— start THE RECORDS —
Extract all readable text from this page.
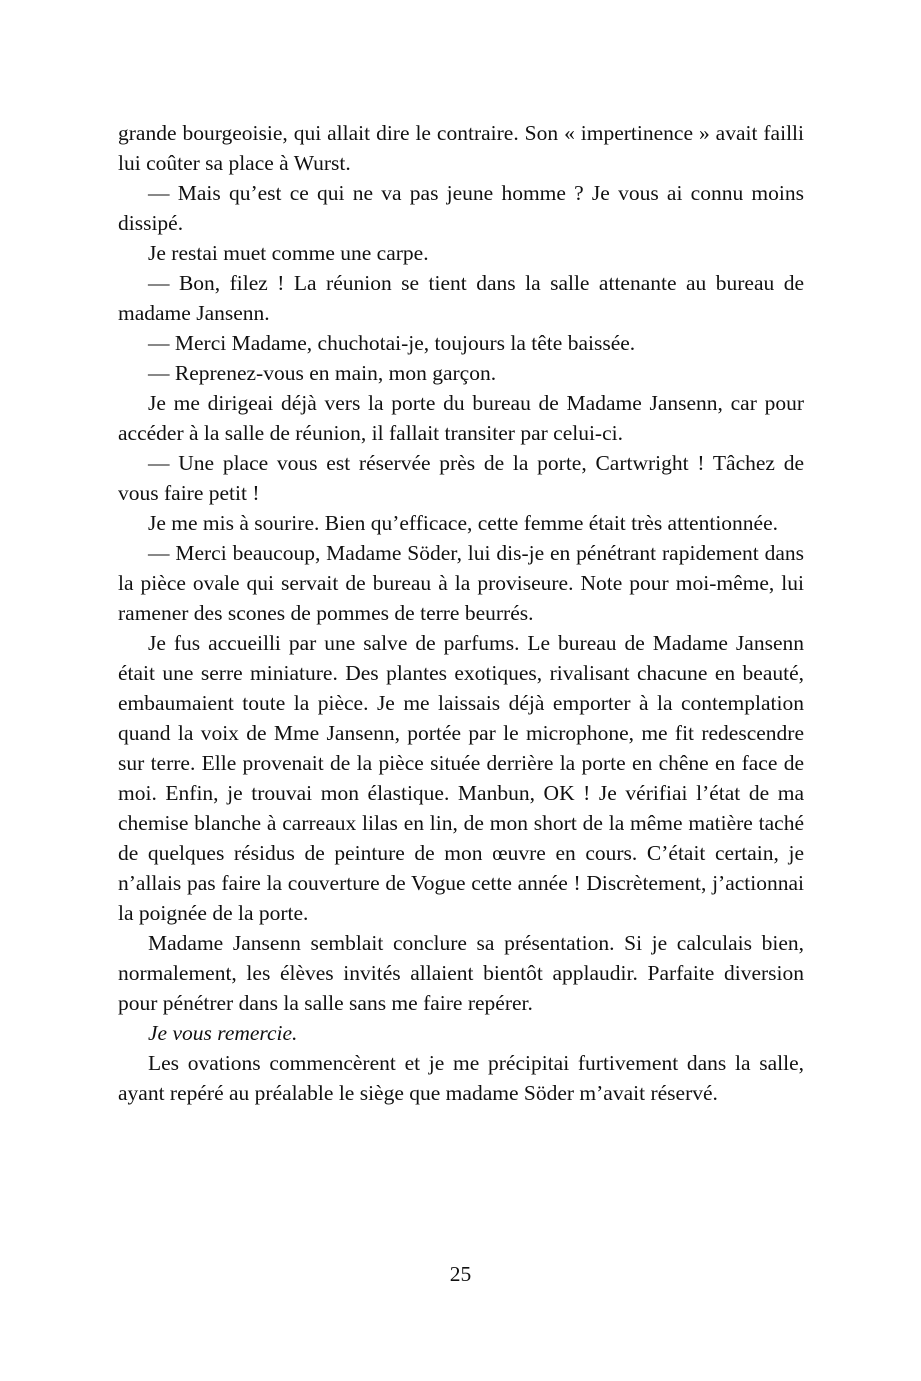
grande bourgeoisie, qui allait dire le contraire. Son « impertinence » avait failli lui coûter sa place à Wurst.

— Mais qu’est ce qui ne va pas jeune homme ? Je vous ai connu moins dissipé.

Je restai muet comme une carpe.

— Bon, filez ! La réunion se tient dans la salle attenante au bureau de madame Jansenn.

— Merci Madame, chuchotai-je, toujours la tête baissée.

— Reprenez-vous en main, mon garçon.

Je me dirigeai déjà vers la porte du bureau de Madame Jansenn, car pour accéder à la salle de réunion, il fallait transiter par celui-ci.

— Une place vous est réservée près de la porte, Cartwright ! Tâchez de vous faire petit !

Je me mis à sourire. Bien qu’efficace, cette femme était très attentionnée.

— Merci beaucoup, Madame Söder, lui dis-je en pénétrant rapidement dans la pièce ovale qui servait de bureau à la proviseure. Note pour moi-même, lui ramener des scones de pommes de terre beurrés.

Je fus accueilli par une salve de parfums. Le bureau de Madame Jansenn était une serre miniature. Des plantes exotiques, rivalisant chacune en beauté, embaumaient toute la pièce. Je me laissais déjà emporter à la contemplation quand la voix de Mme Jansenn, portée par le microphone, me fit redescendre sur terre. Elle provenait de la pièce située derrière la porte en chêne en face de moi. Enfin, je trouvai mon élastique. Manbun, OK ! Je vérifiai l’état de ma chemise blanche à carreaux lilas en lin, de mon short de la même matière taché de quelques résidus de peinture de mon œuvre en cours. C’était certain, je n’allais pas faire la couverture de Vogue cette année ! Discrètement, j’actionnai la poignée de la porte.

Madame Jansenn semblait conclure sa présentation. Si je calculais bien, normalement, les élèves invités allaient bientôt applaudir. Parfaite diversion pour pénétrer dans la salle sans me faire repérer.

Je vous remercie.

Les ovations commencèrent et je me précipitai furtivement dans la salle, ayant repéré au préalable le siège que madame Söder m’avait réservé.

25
— end THE RECORDS —
_WHAT THIS TASK INVOLVES_.
Each line holding "cette" must be found and copied.

_IN RESPONSE_.
Je me mis à sourire. Bien qu’efficace, cette femme était très attentionnée.
Je fus accueilli par une salve de parfums. Le bureau de Madame Jansenn était une serre miniature. Des plantes exotiques, rivalisant chacune en beauté, embaumaient toute la pièce. Je me laissais déjà emporter à la contemplation quand la voix de Mme Jansenn, portée par le microphone, me fit redescendre sur terre. Elle provenait de la pièce située derrière la porte en chêne en face de moi. Enfin, je trouvai mon élastique. Manbun, OK ! Je vérifiai l’état de ma chemise blanche à carreaux lilas en lin, de mon short de la même matière taché de quelques résidus de peinture de mon œuvre en cours. C’était certain, je n’allais pas faire la couverture de Vogue cette année ! Discrètement, j’actionnai la poignée de la porte.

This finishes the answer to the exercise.